### TASK BRIEF
Work out how many lines in the listing below include the word "circle". Give nothing but the number.

### TASK MATERIAL
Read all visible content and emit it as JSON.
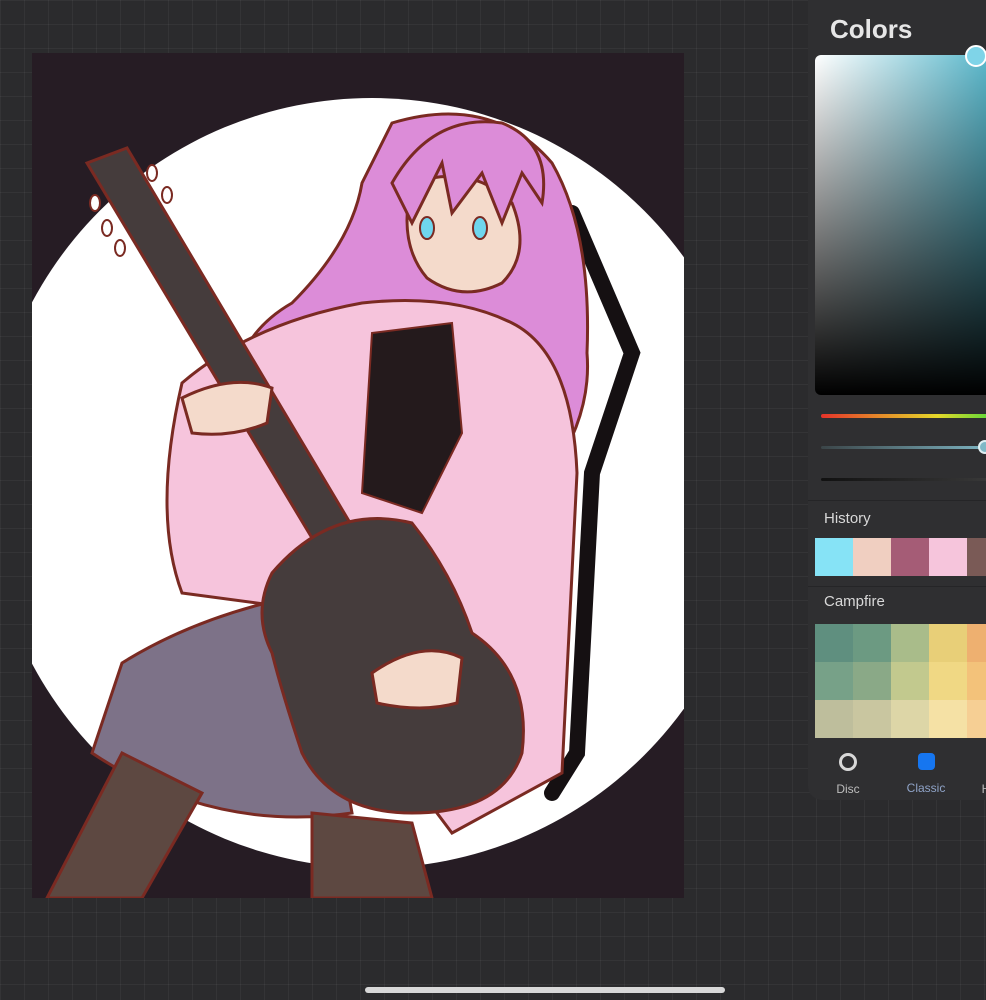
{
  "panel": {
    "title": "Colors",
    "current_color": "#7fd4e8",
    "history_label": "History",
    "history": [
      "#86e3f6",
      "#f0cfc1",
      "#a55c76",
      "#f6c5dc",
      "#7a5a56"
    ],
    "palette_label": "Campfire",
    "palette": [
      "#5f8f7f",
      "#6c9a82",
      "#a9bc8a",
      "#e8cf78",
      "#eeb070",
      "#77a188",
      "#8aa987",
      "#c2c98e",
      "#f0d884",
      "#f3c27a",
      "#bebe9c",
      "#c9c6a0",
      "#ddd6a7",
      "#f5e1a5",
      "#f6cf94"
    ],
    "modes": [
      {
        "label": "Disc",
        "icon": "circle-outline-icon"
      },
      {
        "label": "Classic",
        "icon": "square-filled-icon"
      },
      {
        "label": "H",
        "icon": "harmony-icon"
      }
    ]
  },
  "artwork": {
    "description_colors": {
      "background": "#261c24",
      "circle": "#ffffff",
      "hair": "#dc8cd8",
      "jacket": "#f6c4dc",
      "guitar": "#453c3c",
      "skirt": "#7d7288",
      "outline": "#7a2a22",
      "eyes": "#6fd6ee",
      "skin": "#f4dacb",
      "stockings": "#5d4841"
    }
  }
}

### SOLVED PROBLEM
2